[Work order] The result should be an exact copy of every record, with no pictures kept.

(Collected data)
Start of Block
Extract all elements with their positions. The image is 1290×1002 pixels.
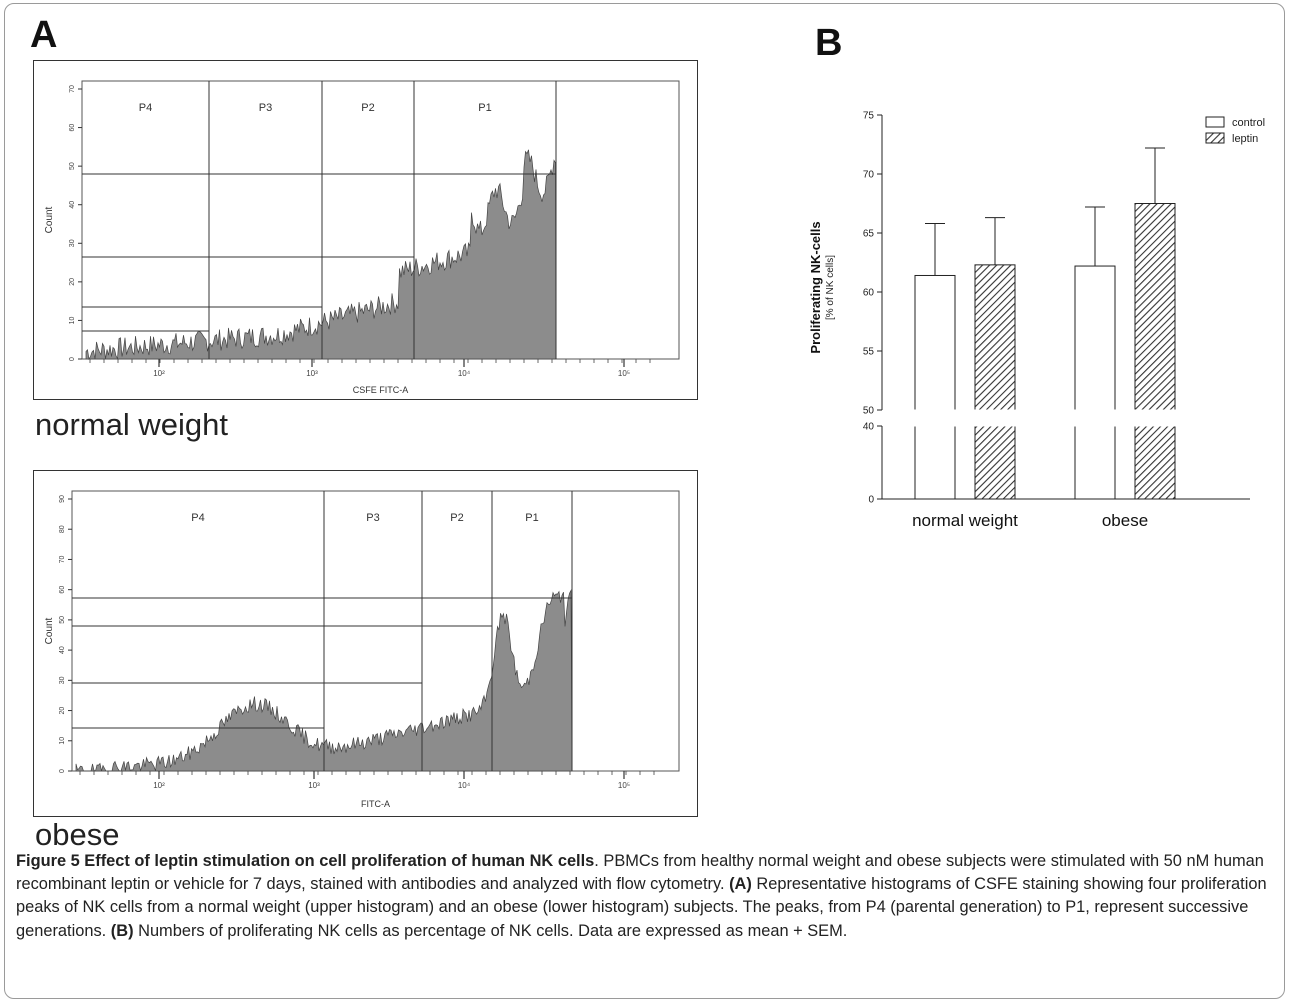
y-tick-label: 75 xyxy=(863,111,875,122)
x-tick-label: 10⁵ xyxy=(618,369,630,378)
y-tick-label: 20 xyxy=(59,707,66,715)
histogram-area xyxy=(85,149,557,360)
x-tick-label: 10³ xyxy=(306,369,318,378)
y-tick-label: 50 xyxy=(69,162,76,170)
bar-control-obese-lower xyxy=(1074,425,1116,500)
y-axis-label: Count xyxy=(44,617,55,644)
axis-break-gap xyxy=(1134,409,1176,427)
y-axis-sublabel: [% of NK cells] xyxy=(825,255,836,320)
y-tick-label: 80 xyxy=(59,525,66,533)
bar-leptin-normal-weight-upper xyxy=(974,264,1016,411)
peak-label-p1: P1 xyxy=(525,512,538,524)
peak-label-p4: P4 xyxy=(191,512,204,524)
x-category-label: obese xyxy=(1102,511,1148,530)
axis-break-gap xyxy=(914,409,956,427)
histogram-obese: P4 P3 P2 P1 0 10 20 30 40 50 60 70 80 90 Count 10² 10³ 10… xyxy=(33,470,698,817)
caption-tag-a: (A) xyxy=(729,875,752,894)
y-tick-label: 90 xyxy=(59,495,66,503)
y-tick-label: 70 xyxy=(59,555,66,563)
y-axis-label: Count xyxy=(44,206,55,233)
y-tick-label: 70 xyxy=(863,170,875,181)
x-axis-label: FITC-A xyxy=(361,799,390,809)
panel-label-b: B xyxy=(815,22,843,64)
y-tick-label: 10 xyxy=(59,737,66,745)
x-tick-label: 10⁴ xyxy=(458,781,471,790)
x-category-label: normal weight xyxy=(912,511,1018,530)
group-label-normal-weight: normal weight xyxy=(35,407,228,442)
legend-label-leptin: leptin xyxy=(1232,133,1258,145)
y-tick-label: 40 xyxy=(69,201,76,209)
y-tick-label: 60 xyxy=(59,586,66,594)
x-axis-label: CSFE FITC-A xyxy=(353,385,409,395)
x-tick-label: 10² xyxy=(153,781,165,790)
y-tick-label: 10 xyxy=(69,316,76,324)
peak-label-p3: P3 xyxy=(366,512,379,524)
bar-chart-proliferating-nk-cells: 50 55 60 65 70 75 0 40 Proliferating NK-cells [% … xyxy=(808,111,1265,531)
bar-leptin-obese-lower xyxy=(1134,425,1176,500)
histogram-obese-plot: P4 P3 P2 P1 0 10 20 30 40 50 60 70 80 90 Count 10² 10³ 10… xyxy=(44,490,680,809)
caption-text-1: . PBMCs from healthy normal weight and o… xyxy=(16,852,1264,894)
y-tick-label: 40 xyxy=(59,646,66,654)
y-axis-label: Proliferating NK-cells xyxy=(808,221,823,353)
y-tick-label: 55 xyxy=(863,347,875,358)
y-tick-label: 0 xyxy=(868,495,874,506)
x-tick-label: 10³ xyxy=(308,781,320,790)
caption-text-3: Numbers of proliferating NK cells as per… xyxy=(133,921,848,940)
bar-control-obese-upper xyxy=(1074,265,1116,411)
y-tick-label: 65 xyxy=(863,229,875,240)
y-tick-label: 0 xyxy=(69,357,76,361)
bar-leptin-normal-weight-lower xyxy=(974,425,1016,500)
legend-label-control: control xyxy=(1232,117,1265,129)
bar-control-normal-weight-lower xyxy=(914,425,956,500)
caption-tag-b: (B) xyxy=(110,921,134,940)
y-tick-label: 70 xyxy=(69,85,76,93)
group-label-obese: obese xyxy=(35,817,120,852)
panel-label-a: A xyxy=(30,14,58,56)
figure-caption: Figure 5 Effect of leptin stimulation on… xyxy=(16,850,1274,943)
y-tick-label: 50 xyxy=(59,616,66,624)
peak-label-p2: P2 xyxy=(361,102,374,114)
axis-break-gap xyxy=(974,409,1016,427)
y-tick-label: 50 xyxy=(863,406,875,417)
caption-title: Figure 5 Effect of leptin stimulation on… xyxy=(16,852,595,870)
x-tick-label: 10⁴ xyxy=(458,369,471,378)
legend-swatch-control xyxy=(1205,116,1225,128)
histogram-normal-weight: P4 P3 P2 P1 0 10 20 30 40 50 60 70 Count 10² 10³ 10⁴ 10⁵… xyxy=(33,60,698,400)
peak-label-p2: P2 xyxy=(450,512,463,524)
bar-control-normal-weight-upper xyxy=(914,274,956,411)
y-tick-label: 40 xyxy=(863,422,875,433)
y-tick-label: 30 xyxy=(69,239,76,247)
bar-leptin-obese-upper xyxy=(1134,203,1176,411)
y-tick-label: 20 xyxy=(69,278,76,286)
legend-swatch-leptin xyxy=(1205,132,1225,144)
x-tick-label: 10⁵ xyxy=(618,781,630,790)
y-tick-label: 60 xyxy=(863,288,875,299)
y-tick-label: 30 xyxy=(59,676,66,684)
y-tick-label: 0 xyxy=(59,769,66,773)
caption-text-2: Representative histograms of CSFE staini… xyxy=(16,875,1267,940)
histogram-normal-plot: P4 P3 P2 P1 0 10 20 30 40 50 60 70 Count 10² 10³ 10⁴ 10⁵… xyxy=(44,80,680,395)
plot-area xyxy=(71,490,680,772)
x-tick-label: 10² xyxy=(153,369,165,378)
y-tick-label: 60 xyxy=(69,124,76,132)
peak-label-p1: P1 xyxy=(478,102,491,114)
axis-break-gap xyxy=(1074,409,1116,427)
peak-label-p4: P4 xyxy=(139,102,152,114)
peak-label-p3: P3 xyxy=(259,102,272,114)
End of Block
[Solution for this task]
Extract all elements with their positions. The image is 1290×1002 pixels.
y-tick-label: 75 xyxy=(863,111,875,122)
x-tick-label: 10⁵ xyxy=(618,369,630,378)
y-tick-label: 20 xyxy=(59,707,66,715)
histogram-area xyxy=(85,149,557,360)
x-tick-label: 10³ xyxy=(306,369,318,378)
y-tick-label: 50 xyxy=(69,162,76,170)
bar-control-obese-lower xyxy=(1074,425,1116,500)
y-axis-label: Count xyxy=(44,617,55,644)
axis-break-gap xyxy=(1134,409,1176,427)
y-axis-sublabel: [% of NK cells] xyxy=(825,255,836,320)
y-tick-label: 80 xyxy=(59,525,66,533)
bar-leptin-normal-weight-upper xyxy=(974,264,1016,411)
peak-label-p1: P1 xyxy=(525,512,538,524)
peak-label-p4: P4 xyxy=(191,512,204,524)
x-category-label: obese xyxy=(1102,511,1148,530)
axis-break-gap xyxy=(914,409,956,427)
histogram-obese: P4 P3 P2 P1 0 10 20 30 40 50 60 70 80 90 Count 10² 10³ 10… xyxy=(33,470,698,817)
caption-tag-a: (A) xyxy=(729,875,752,894)
y-tick-label: 90 xyxy=(59,495,66,503)
y-tick-label: 70 xyxy=(59,555,66,563)
y-axis-label: Count xyxy=(44,206,55,233)
y-tick-label: 70 xyxy=(863,170,875,181)
x-axis-label: FITC-A xyxy=(361,799,390,809)
panel-label-b: B xyxy=(815,22,843,64)
y-tick-label: 10 xyxy=(59,737,66,745)
x-tick-label: 10⁴ xyxy=(458,781,471,790)
x-category-label: normal weight xyxy=(912,511,1018,530)
group-label-normal-weight: normal weight xyxy=(35,407,228,442)
legend-label-leptin: leptin xyxy=(1232,133,1258,145)
y-tick-label: 40 xyxy=(69,201,76,209)
y-tick-label: 60 xyxy=(59,586,66,594)
x-axis-label: CSFE FITC-A xyxy=(353,385,409,395)
x-tick-label: 10² xyxy=(153,781,165,790)
y-tick-label: 10 xyxy=(69,316,76,324)
peak-label-p3: P3 xyxy=(366,512,379,524)
bar-chart-proliferating-nk-cells: 50 55 60 65 70 75 0 40 Proliferating NK-cells [% … xyxy=(808,111,1265,531)
bar-leptin-obese-lower xyxy=(1134,425,1176,500)
histogram-obese-plot: P4 P3 P2 P1 0 10 20 30 40 50 60 70 80 90 Count 10² 10³ 10… xyxy=(44,490,680,809)
caption-text-1: . PBMCs from healthy normal weight and o… xyxy=(16,852,1264,894)
y-tick-label: 40 xyxy=(59,646,66,654)
y-axis-label: Proliferating NK-cells xyxy=(808,221,823,353)
y-tick-label: 55 xyxy=(863,347,875,358)
y-tick-label: 0 xyxy=(868,495,874,506)
x-tick-label: 10³ xyxy=(308,781,320,790)
caption-text-3: Numbers of proliferating NK cells as per… xyxy=(133,921,848,940)
bar-control-obese-upper xyxy=(1074,265,1116,411)
y-tick-label: 65 xyxy=(863,229,875,240)
y-tick-label: 0 xyxy=(69,357,76,361)
bar-leptin-normal-weight-lower xyxy=(974,425,1016,500)
legend-label-control: control xyxy=(1232,117,1265,129)
bar-control-normal-weight-lower xyxy=(914,425,956,500)
caption-tag-b: (B) xyxy=(110,921,134,940)
y-tick-label: 70 xyxy=(69,85,76,93)
group-label-obese: obese xyxy=(35,817,120,852)
panel-label-a: A xyxy=(30,14,58,56)
figure-caption: Figure 5 Effect of leptin stimulation on… xyxy=(16,850,1274,943)
y-tick-label: 50 xyxy=(59,616,66,624)
peak-label-p2: P2 xyxy=(361,102,374,114)
axis-break-gap xyxy=(974,409,1016,427)
y-tick-label: 50 xyxy=(863,406,875,417)
caption-title: Figure 5 Effect of leptin stimulation on… xyxy=(16,852,595,870)
x-tick-label: 10⁴ xyxy=(458,369,471,378)
legend-swatch-control xyxy=(1205,116,1225,128)
histogram-normal-weight: P4 P3 P2 P1 0 10 20 30 40 50 60 70 Count 10² 10³ 10⁴ 10⁵… xyxy=(33,60,698,400)
peak-label-p2: P2 xyxy=(450,512,463,524)
bar-control-normal-weight-upper xyxy=(914,274,956,411)
y-tick-label: 40 xyxy=(863,422,875,433)
y-tick-label: 30 xyxy=(69,239,76,247)
bar-leptin-obese-upper xyxy=(1134,203,1176,411)
y-tick-label: 20 xyxy=(69,278,76,286)
legend-swatch-leptin xyxy=(1205,132,1225,144)
x-tick-label: 10⁵ xyxy=(618,781,630,790)
y-tick-label: 60 xyxy=(863,288,875,299)
y-tick-label: 30 xyxy=(59,676,66,684)
y-tick-label: 0 xyxy=(59,769,66,773)
caption-text-2: Representative histograms of CSFE staini… xyxy=(16,875,1267,940)
histogram-normal-plot: P4 P3 P2 P1 0 10 20 30 40 50 60 70 Count 10² 10³ 10⁴ 10⁵… xyxy=(44,80,680,395)
plot-area xyxy=(71,490,680,772)
x-tick-label: 10² xyxy=(153,369,165,378)
y-tick-label: 60 xyxy=(69,124,76,132)
peak-label-p1: P1 xyxy=(478,102,491,114)
axis-break-gap xyxy=(1074,409,1116,427)
peak-label-p4: P4 xyxy=(139,102,152,114)
peak-label-p3: P3 xyxy=(259,102,272,114)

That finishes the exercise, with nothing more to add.